» **WHAT IS ASKED**:
Copy the records below exactly as they are written.

-=-=-=-=-

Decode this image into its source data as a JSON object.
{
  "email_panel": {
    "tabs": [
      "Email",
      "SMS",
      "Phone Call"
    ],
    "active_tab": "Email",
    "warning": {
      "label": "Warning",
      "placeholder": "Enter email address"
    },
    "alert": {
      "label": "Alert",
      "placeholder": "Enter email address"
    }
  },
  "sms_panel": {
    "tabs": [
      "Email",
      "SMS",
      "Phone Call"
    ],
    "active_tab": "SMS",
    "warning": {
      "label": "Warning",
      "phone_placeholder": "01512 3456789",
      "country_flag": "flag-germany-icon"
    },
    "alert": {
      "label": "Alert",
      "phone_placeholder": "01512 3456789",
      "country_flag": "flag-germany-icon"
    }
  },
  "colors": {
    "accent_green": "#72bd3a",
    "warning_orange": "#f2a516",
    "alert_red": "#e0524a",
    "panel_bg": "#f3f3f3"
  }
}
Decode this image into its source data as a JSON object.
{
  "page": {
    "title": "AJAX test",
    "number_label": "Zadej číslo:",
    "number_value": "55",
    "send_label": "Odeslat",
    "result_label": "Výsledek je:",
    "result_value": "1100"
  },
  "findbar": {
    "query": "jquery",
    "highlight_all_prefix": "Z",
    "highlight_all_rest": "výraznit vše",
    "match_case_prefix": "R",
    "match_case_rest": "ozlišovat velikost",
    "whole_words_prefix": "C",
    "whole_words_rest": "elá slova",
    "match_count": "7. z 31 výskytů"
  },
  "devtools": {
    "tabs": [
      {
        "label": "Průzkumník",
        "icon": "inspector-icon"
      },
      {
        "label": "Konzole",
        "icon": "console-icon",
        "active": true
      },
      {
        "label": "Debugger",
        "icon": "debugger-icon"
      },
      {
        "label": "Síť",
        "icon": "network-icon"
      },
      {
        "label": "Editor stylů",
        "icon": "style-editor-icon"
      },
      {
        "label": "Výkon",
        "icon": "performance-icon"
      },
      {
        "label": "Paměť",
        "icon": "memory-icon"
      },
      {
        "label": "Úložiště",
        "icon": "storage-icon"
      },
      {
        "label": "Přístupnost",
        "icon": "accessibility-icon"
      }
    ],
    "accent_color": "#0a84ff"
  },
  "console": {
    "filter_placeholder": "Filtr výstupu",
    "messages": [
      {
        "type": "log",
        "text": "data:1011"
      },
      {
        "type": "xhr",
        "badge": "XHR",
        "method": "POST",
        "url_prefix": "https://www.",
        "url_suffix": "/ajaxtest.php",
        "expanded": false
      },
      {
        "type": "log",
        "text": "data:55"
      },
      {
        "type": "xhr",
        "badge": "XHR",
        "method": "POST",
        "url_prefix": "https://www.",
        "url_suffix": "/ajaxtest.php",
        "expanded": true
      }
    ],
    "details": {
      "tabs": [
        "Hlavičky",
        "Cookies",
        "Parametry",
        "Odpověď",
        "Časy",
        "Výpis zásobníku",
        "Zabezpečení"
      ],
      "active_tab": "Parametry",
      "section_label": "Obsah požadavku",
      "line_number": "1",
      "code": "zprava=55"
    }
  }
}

-=-=-=-=-

» **CORRECT RESULT**:
Decode this image into its source data as a JSON object.
{
  "email_panel": {
    "tabs": [
      "Email",
      "SMS",
      "Phone Call"
    ],
    "active_tab": "Email",
    "warning": {
      "label": "Warning",
      "placeholder": "Enter email address"
    },
    "alert": {
      "label": "Alert",
      "placeholder": "Enter email address"
    }
  },
  "sms_panel": {
    "tabs": [
      "Email",
      "SMS",
      "Phone Call"
    ],
    "active_tab": "SMS",
    "warning": {
      "label": "Warning",
      "phone_placeholder": "01512 3456789",
      "country_flag": "flag-germany-icon"
    },
    "alert": {
      "label": "Alert",
      "phone_placeholder": "01512 3456789",
      "country_flag": "flag-germany-icon"
    }
  },
  "colors": {
    "accent_green": "#72bd3a",
    "warning_orange": "#f2a516",
    "alert_red": "#e0524a",
    "panel_bg": "#f3f3f3"
  }
}
Decode this image into its source data as a JSON object.
{
  "page": {
    "title": "AJAX test",
    "number_label": "Zadej číslo:",
    "number_value": "55",
    "send_label": "Odeslat",
    "result_label": "Výsledek je:",
    "result_value": "1100"
  },
  "findbar": {
    "query": "jquery",
    "highlight_all_prefix": "Z",
    "highlight_all_rest": "výraznit vše",
    "match_case_prefix": "R",
    "match_case_rest": "ozlišovat velikost",
    "whole_words_prefix": "C",
    "whole_words_rest": "elá slova",
    "match_count": "7. z 31 výskytů"
  },
  "devtools": {
    "tabs": [
      {
        "label": "Průzkumník",
        "icon": "inspector-icon"
      },
      {
        "label": "Konzole",
        "icon": "console-icon",
        "active": true
      },
      {
        "label": "Debugger",
        "icon": "debugger-icon"
      },
      {
        "label": "Síť",
        "icon": "network-icon"
      },
      {
        "label": "Editor stylů",
        "icon": "style-editor-icon"
      },
      {
        "label": "Výkon",
        "icon": "performance-icon"
      },
      {
        "label": "Paměť",
        "icon": "memory-icon"
      },
      {
        "label": "Úložiště",
        "icon": "storage-icon"
      },
      {
        "label": "Přístupnost",
        "icon": "accessibility-icon"
      }
    ],
    "accent_color": "#0a84ff"
  },
  "console": {
    "filter_placeholder": "Filtr výstupu",
    "messages": [
      {
        "type": "log",
        "text": "data:1011"
      },
      {
        "type": "xhr",
        "badge": "XHR",
        "method": "POST",
        "url_prefix": "https://www.",
        "url_suffix": "/ajaxtest.php",
        "expanded": false
      },
      {
        "type": "log",
        "text": "data:55"
      },
      {
        "type": "xhr",
        "badge": "XHR",
        "method": "POST",
        "url_prefix": "https://www.",
        "url_suffix": "/ajaxtest.php",
        "expanded": true
      }
    ],
    "details": {
      "tabs": [
        "Hlavičky",
        "Cookies",
        "Parametry",
        "Odpověď",
        "Časy",
        "Výpis zásobníku",
        "Zabezpečení"
      ],
      "active_tab": "Parametry",
      "section_label": "Obsah požadavku",
      "line_number": "1",
      "code": "zprava=55"
    }
  }
}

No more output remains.